## Extracts from a graphics dataset

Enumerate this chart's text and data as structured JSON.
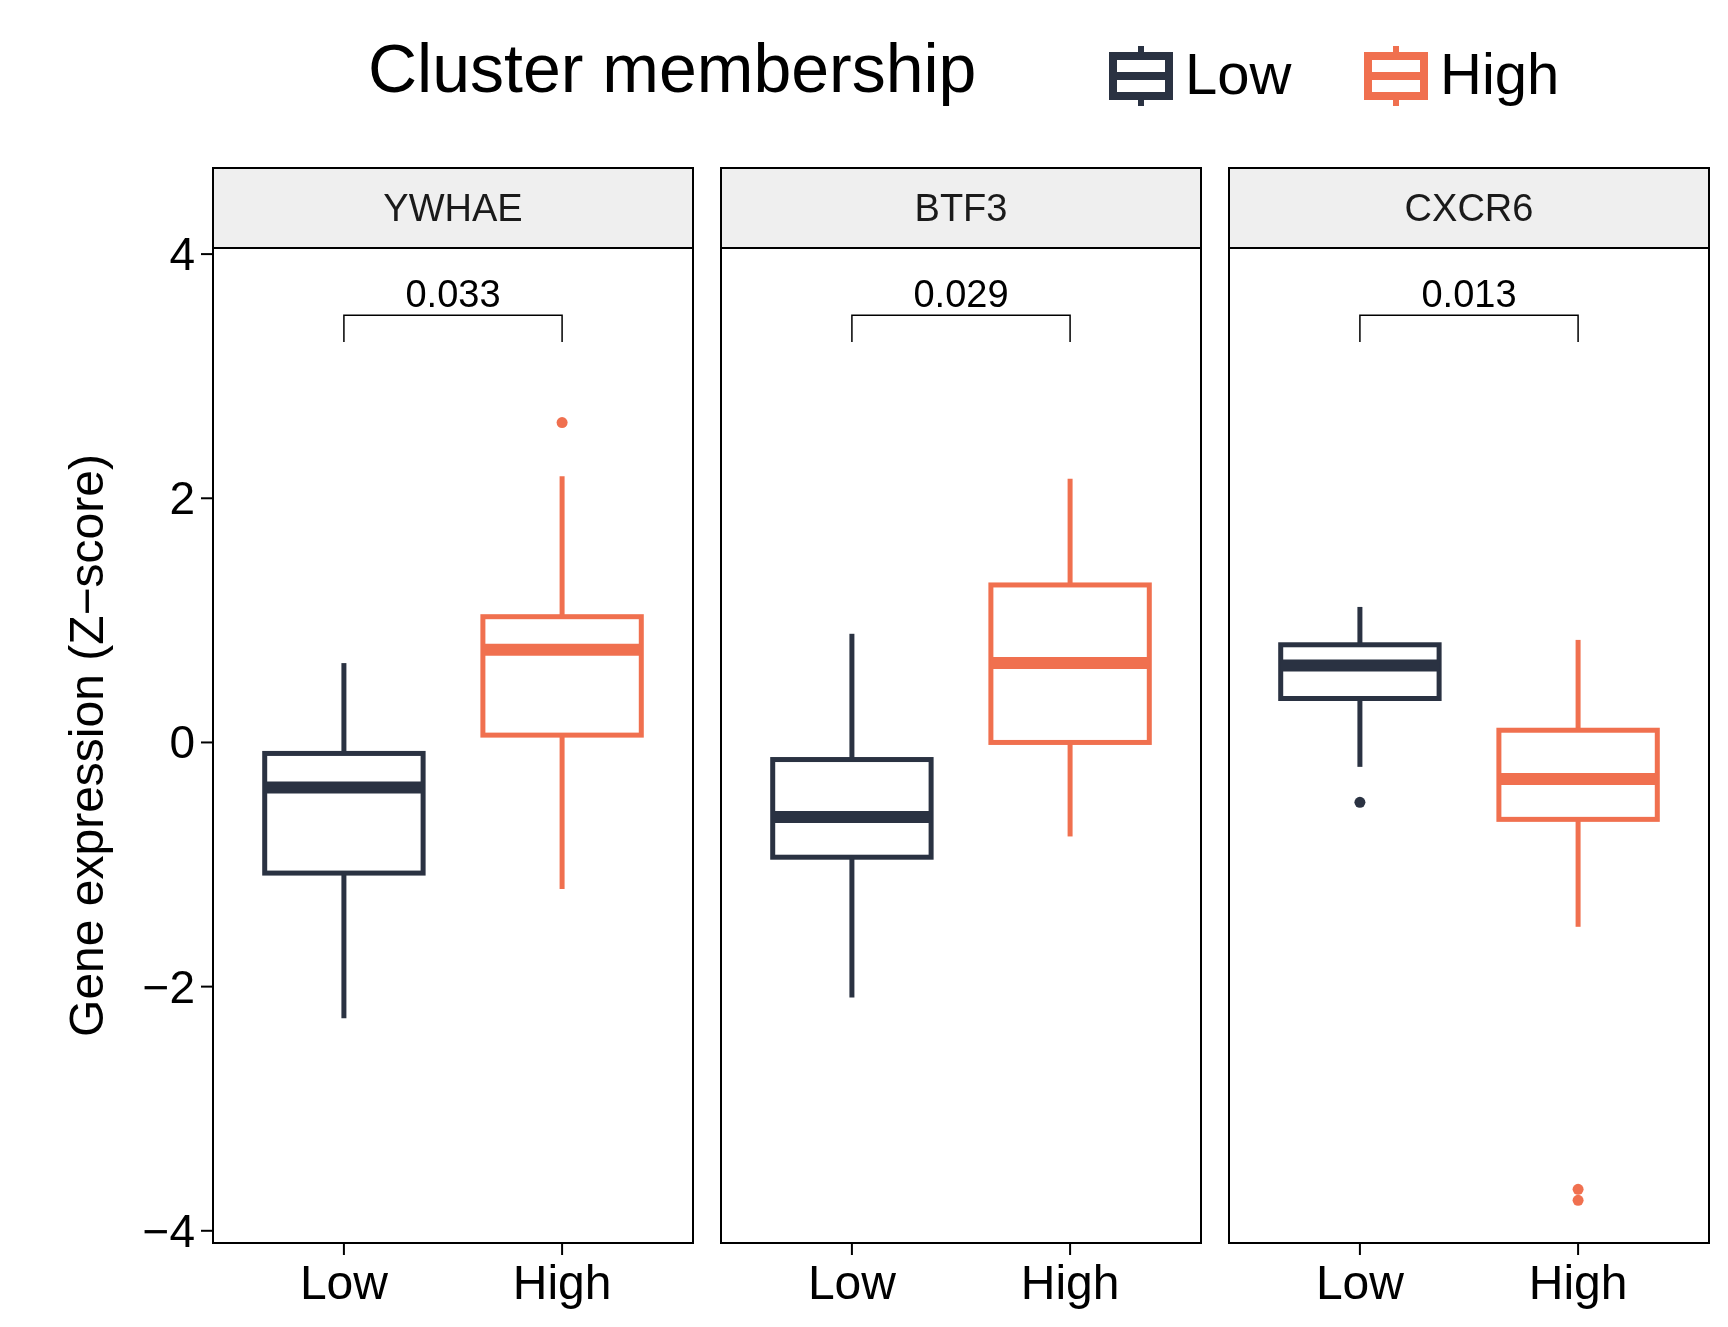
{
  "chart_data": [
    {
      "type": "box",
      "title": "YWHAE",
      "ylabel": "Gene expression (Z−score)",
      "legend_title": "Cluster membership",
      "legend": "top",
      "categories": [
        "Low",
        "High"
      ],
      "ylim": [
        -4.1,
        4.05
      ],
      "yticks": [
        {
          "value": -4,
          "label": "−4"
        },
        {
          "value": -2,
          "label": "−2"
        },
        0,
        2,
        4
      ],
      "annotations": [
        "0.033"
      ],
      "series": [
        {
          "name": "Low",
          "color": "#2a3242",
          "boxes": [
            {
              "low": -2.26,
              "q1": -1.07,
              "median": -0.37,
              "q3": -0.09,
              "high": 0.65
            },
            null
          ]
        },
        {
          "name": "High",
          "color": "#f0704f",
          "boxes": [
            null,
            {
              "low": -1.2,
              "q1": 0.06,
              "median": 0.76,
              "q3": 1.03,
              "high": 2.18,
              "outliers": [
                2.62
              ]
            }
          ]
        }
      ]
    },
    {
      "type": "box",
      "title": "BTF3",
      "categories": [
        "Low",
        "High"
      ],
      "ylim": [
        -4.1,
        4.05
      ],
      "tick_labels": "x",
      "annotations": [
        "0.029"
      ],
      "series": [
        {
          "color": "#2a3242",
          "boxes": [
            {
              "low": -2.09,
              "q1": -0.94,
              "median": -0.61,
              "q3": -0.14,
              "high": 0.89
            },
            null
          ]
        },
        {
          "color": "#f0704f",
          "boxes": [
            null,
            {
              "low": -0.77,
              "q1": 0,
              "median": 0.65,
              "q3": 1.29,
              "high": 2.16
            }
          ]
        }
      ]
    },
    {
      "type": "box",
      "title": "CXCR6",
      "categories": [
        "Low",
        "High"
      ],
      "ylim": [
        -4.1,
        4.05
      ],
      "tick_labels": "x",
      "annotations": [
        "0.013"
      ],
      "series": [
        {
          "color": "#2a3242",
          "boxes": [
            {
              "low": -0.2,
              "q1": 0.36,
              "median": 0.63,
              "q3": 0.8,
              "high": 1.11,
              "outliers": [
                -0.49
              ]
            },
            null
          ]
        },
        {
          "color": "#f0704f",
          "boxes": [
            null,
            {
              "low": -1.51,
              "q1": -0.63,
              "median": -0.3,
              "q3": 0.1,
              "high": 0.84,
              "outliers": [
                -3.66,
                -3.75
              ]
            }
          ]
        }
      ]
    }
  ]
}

...

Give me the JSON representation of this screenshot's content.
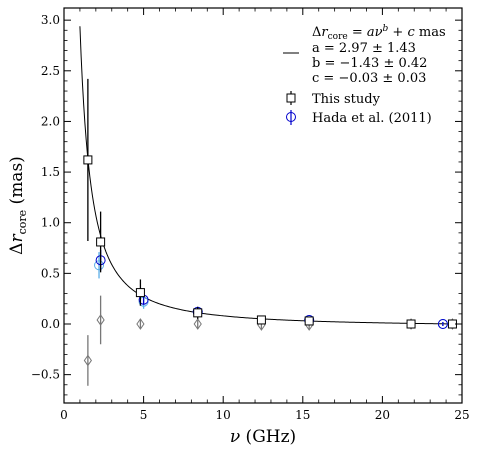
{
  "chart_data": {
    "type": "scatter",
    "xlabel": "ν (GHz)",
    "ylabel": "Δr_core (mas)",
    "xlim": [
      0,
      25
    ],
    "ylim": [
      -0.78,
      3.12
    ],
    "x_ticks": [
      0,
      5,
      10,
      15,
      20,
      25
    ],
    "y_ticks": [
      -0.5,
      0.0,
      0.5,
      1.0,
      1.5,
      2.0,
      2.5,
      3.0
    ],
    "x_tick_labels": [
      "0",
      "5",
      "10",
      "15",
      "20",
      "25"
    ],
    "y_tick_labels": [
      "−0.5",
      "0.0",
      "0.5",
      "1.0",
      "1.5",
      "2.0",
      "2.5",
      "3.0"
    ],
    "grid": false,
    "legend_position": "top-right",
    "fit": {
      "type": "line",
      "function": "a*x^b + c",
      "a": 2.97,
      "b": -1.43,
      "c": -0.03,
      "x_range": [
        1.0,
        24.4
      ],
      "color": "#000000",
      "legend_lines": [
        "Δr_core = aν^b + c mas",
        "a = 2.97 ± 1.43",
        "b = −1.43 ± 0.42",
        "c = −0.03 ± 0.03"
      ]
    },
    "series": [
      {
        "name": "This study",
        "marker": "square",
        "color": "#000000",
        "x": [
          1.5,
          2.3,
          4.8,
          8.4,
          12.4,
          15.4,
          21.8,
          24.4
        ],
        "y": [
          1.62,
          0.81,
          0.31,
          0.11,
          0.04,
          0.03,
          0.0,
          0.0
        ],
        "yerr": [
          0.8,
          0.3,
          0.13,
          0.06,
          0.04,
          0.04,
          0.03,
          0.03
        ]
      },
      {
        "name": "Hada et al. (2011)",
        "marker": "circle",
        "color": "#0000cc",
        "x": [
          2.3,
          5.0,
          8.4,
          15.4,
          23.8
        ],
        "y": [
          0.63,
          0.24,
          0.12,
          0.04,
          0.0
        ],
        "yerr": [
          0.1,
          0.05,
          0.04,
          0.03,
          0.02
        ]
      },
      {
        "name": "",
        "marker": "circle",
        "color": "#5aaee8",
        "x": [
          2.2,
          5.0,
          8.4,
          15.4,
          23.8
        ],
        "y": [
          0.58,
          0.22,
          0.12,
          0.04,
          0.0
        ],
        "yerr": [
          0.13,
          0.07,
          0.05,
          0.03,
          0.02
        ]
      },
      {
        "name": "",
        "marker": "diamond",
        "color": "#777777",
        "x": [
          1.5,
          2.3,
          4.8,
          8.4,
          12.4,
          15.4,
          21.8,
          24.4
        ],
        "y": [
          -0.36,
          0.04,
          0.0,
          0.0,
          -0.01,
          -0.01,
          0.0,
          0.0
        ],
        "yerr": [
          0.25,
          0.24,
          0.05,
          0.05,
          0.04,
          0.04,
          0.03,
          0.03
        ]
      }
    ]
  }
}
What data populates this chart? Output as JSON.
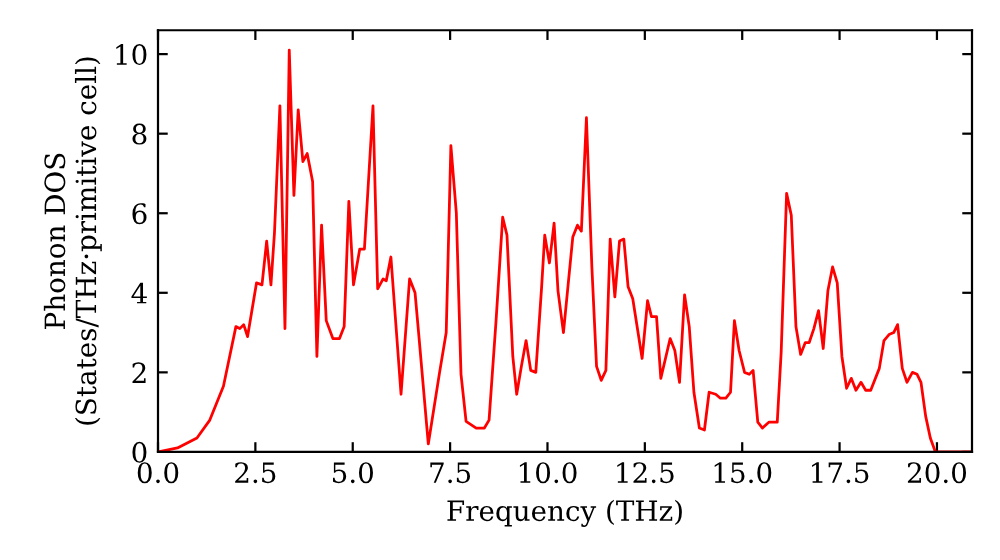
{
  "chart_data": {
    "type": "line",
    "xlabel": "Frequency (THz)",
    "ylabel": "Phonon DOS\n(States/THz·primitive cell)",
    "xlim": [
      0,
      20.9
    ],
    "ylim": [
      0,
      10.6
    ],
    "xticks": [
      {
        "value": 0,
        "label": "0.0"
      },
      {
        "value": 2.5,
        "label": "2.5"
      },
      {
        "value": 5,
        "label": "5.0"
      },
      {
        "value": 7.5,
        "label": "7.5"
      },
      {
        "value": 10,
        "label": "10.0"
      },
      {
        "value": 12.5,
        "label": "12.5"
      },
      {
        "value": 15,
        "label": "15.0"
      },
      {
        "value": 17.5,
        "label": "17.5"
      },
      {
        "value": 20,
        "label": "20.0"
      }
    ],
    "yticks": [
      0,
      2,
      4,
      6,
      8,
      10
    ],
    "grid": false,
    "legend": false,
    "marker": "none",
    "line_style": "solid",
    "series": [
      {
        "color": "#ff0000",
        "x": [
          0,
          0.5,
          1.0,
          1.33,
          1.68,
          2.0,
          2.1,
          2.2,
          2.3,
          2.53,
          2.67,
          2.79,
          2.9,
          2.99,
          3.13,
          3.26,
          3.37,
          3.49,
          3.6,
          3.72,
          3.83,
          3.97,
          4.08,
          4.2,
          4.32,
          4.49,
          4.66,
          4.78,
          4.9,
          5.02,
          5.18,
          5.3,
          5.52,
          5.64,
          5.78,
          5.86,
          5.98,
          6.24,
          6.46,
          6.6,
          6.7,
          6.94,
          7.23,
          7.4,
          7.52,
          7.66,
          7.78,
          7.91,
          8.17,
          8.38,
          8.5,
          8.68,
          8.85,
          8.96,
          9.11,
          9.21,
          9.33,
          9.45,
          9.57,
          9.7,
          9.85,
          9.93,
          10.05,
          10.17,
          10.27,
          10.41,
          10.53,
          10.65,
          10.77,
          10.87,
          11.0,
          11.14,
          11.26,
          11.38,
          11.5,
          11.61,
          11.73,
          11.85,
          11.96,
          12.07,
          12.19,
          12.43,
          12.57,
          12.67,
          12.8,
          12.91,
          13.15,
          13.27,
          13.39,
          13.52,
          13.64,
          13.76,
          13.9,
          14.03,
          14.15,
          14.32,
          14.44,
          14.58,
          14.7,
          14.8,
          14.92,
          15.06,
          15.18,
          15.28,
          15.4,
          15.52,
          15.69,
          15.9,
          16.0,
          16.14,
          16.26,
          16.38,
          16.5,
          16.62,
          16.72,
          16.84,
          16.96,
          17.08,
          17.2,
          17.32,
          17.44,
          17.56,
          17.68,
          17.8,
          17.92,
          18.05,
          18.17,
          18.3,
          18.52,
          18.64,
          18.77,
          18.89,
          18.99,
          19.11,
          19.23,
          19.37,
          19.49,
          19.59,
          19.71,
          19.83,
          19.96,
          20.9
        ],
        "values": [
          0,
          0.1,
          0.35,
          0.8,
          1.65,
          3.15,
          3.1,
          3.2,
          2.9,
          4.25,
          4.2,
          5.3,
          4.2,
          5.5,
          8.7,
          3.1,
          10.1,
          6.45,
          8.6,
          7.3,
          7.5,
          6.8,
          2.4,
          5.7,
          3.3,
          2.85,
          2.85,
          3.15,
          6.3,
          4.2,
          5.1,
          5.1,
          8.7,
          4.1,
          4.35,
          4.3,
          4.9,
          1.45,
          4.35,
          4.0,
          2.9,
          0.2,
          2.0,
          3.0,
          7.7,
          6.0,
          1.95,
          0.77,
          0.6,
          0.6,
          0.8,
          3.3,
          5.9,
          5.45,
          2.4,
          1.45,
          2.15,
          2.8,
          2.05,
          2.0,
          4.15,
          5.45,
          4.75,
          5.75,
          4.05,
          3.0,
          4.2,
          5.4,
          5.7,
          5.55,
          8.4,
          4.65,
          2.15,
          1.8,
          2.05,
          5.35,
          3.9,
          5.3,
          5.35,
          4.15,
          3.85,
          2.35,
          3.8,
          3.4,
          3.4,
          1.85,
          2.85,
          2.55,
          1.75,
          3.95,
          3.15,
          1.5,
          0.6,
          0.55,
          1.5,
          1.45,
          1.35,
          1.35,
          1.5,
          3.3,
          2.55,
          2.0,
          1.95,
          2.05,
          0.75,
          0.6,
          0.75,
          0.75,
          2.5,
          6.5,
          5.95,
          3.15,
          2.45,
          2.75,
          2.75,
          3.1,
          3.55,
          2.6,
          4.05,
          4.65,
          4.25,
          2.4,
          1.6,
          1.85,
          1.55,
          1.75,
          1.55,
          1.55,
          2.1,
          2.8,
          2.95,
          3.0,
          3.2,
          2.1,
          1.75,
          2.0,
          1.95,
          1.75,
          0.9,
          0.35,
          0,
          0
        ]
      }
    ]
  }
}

## What the exercise asks
Copy down every line of the entries containing the word "marker".

## Result of the exercise
        "marker": "square",
        "marker": "circle",
        "marker": "circle",
        "marker": "diamond",
    "marker": "none",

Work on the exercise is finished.